>>>>
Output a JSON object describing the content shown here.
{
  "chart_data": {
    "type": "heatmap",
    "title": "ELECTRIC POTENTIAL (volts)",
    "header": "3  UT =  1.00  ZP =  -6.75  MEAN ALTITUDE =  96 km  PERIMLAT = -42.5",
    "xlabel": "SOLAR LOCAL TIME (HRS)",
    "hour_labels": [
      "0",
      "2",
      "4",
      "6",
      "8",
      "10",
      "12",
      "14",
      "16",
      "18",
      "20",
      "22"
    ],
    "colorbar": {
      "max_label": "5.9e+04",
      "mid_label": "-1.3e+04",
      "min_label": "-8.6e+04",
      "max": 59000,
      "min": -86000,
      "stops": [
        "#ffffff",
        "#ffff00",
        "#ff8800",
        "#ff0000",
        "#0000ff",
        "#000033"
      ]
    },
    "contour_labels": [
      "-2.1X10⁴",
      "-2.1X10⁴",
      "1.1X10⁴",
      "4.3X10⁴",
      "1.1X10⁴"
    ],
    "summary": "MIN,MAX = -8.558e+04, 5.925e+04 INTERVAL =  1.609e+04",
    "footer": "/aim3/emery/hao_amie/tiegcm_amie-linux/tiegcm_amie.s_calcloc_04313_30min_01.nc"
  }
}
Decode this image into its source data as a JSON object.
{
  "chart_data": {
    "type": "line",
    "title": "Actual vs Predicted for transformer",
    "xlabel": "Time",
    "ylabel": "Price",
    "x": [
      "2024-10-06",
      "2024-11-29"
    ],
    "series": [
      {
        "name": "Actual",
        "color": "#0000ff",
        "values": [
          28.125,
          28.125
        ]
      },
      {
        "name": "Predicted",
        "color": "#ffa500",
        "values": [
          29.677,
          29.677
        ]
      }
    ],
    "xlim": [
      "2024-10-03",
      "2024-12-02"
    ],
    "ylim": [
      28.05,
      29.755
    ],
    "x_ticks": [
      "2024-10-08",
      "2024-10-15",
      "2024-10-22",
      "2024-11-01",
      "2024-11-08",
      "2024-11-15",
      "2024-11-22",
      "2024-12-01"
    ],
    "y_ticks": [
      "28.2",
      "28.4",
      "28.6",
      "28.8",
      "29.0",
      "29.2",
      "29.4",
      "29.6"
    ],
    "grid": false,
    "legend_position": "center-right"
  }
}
<<<<
Short problem » Write an exact transcription of every entry above.

Answer to the task »
Output a JSON object describing the content shown here.
{
  "chart_data": {
    "type": "heatmap",
    "title": "ELECTRIC POTENTIAL (volts)",
    "header": "3  UT =  1.00  ZP =  -6.75  MEAN ALTITUDE =  96 km  PERIMLAT = -42.5",
    "xlabel": "SOLAR LOCAL TIME (HRS)",
    "hour_labels": [
      "0",
      "2",
      "4",
      "6",
      "8",
      "10",
      "12",
      "14",
      "16",
      "18",
      "20",
      "22"
    ],
    "colorbar": {
      "max_label": "5.9e+04",
      "mid_label": "-1.3e+04",
      "min_label": "-8.6e+04",
      "max": 59000,
      "min": -86000,
      "stops": [
        "#ffffff",
        "#ffff00",
        "#ff8800",
        "#ff0000",
        "#0000ff",
        "#000033"
      ]
    },
    "contour_labels": [
      "-2.1X10⁴",
      "-2.1X10⁴",
      "1.1X10⁴",
      "4.3X10⁴",
      "1.1X10⁴"
    ],
    "summary": "MIN,MAX = -8.558e+04, 5.925e+04 INTERVAL =  1.609e+04",
    "footer": "/aim3/emery/hao_amie/tiegcm_amie-linux/tiegcm_amie.s_calcloc_04313_30min_01.nc"
  }
}
Decode this image into its source data as a JSON object.
{
  "chart_data": {
    "type": "line",
    "title": "Actual vs Predicted for transformer",
    "xlabel": "Time",
    "ylabel": "Price",
    "x": [
      "2024-10-06",
      "2024-11-29"
    ],
    "series": [
      {
        "name": "Actual",
        "color": "#0000ff",
        "values": [
          28.125,
          28.125
        ]
      },
      {
        "name": "Predicted",
        "color": "#ffa500",
        "values": [
          29.677,
          29.677
        ]
      }
    ],
    "xlim": [
      "2024-10-03",
      "2024-12-02"
    ],
    "ylim": [
      28.05,
      29.755
    ],
    "x_ticks": [
      "2024-10-08",
      "2024-10-15",
      "2024-10-22",
      "2024-11-01",
      "2024-11-08",
      "2024-11-15",
      "2024-11-22",
      "2024-12-01"
    ],
    "y_ticks": [
      "28.2",
      "28.4",
      "28.6",
      "28.8",
      "29.0",
      "29.2",
      "29.4",
      "29.6"
    ],
    "grid": false,
    "legend_position": "center-right"
  }
}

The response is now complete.